Exercise requirements - Which lines below hold the word "коррекции"? Copy all of them.

- - - - - - -

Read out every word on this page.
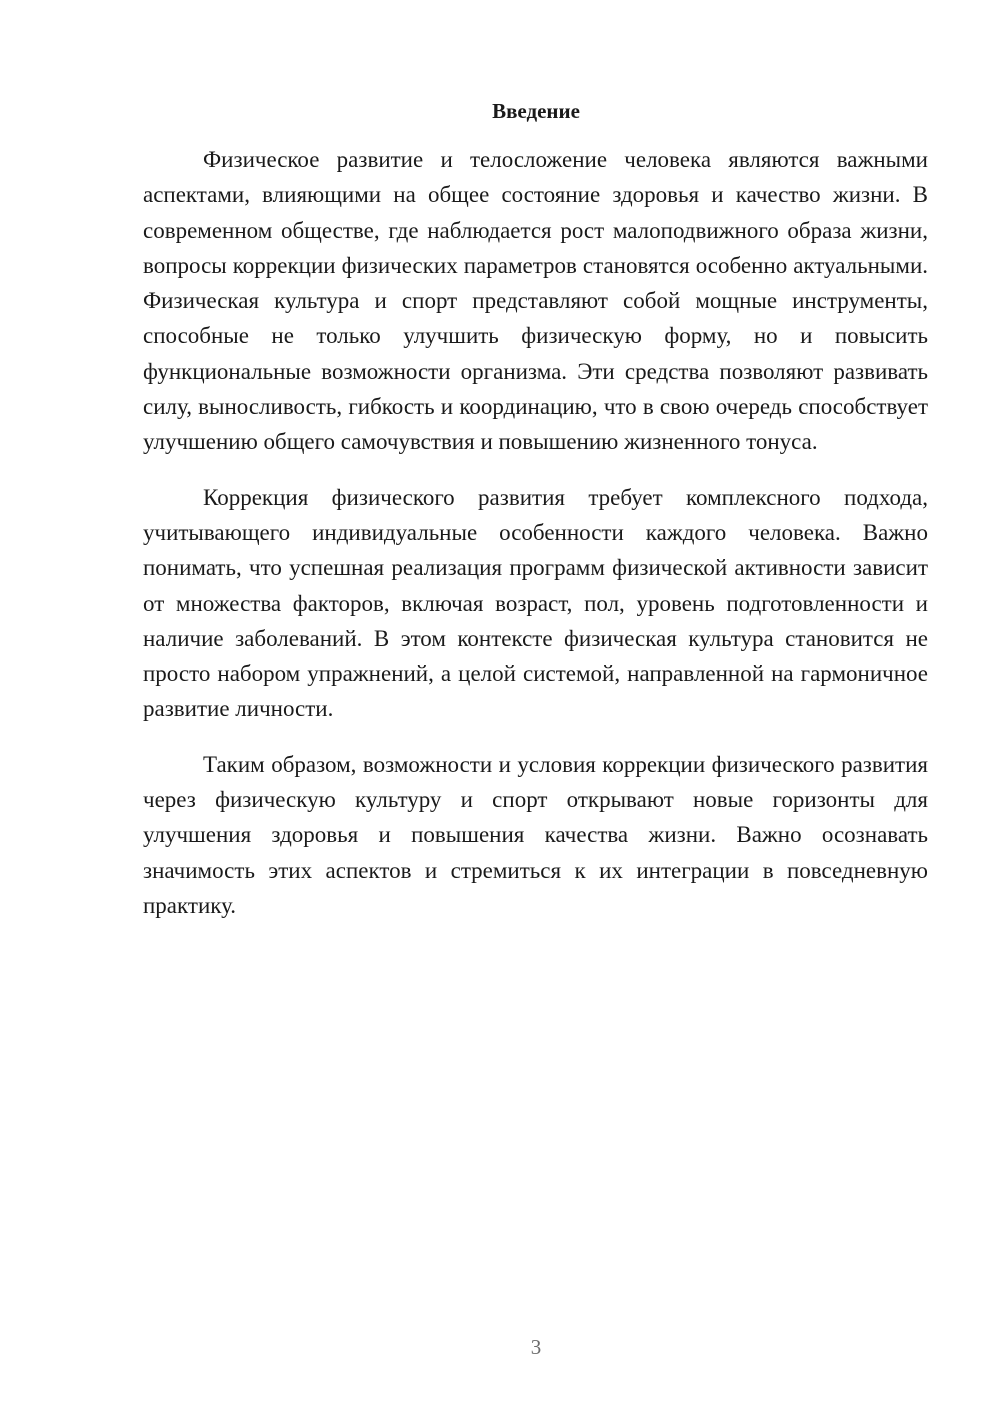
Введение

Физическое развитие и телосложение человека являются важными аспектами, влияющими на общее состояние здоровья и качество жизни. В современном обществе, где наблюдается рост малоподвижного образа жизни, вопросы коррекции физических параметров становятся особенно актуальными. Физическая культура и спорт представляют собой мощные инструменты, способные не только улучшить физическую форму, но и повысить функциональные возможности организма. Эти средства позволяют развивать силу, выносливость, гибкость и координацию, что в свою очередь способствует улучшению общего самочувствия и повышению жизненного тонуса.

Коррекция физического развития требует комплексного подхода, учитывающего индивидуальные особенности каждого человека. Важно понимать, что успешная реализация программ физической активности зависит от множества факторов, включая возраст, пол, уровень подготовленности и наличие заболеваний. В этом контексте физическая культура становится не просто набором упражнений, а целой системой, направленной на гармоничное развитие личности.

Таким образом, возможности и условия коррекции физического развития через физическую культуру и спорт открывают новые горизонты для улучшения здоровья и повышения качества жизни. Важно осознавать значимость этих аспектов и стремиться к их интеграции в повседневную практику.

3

- - - - - - -

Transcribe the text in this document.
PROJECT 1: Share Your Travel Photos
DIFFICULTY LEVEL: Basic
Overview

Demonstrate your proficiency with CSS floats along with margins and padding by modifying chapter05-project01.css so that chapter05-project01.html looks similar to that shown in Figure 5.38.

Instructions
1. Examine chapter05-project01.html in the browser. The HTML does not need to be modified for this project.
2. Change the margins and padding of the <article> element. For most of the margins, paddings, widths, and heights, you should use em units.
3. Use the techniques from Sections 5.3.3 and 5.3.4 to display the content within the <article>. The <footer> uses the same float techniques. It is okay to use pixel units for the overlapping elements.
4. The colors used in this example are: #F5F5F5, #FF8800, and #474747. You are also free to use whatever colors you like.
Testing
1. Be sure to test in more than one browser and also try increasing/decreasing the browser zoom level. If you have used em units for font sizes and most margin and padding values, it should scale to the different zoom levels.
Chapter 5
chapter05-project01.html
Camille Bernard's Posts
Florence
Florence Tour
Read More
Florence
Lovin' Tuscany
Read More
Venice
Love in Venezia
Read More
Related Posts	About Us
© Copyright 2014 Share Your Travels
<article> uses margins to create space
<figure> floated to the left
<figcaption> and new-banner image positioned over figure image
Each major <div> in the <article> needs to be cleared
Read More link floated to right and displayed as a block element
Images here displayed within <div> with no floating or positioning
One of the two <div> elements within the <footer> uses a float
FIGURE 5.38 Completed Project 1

- - - - - - -

Output of the task -
Физическое развитие и телосложение человека являются важными аспектами, влияющими на общее состояние здоровья и качество жизни. В современном обществе, где наблюдается рост малоподвижного образа жизни, вопросы коррекции физических параметров становятся особенно актуальными. Физическая культура и спорт представляют собой мощные инструменты, способные не только улучшить физическую форму, но и повысить функциональные возможности организма. Эти средства позволяют развивать силу, выносливость, гибкость и координацию, что в свою очередь способствует улучшению общего самочувствия и повышению жизненного тонуса.
Таким образом, возможности и условия коррекции физического развития через физическую культуру и спорт открывают новые горизонты для улучшения здоровья и повышения качества жизни. Важно осознавать значимость этих аспектов и стремиться к их интеграции в повседневную практику.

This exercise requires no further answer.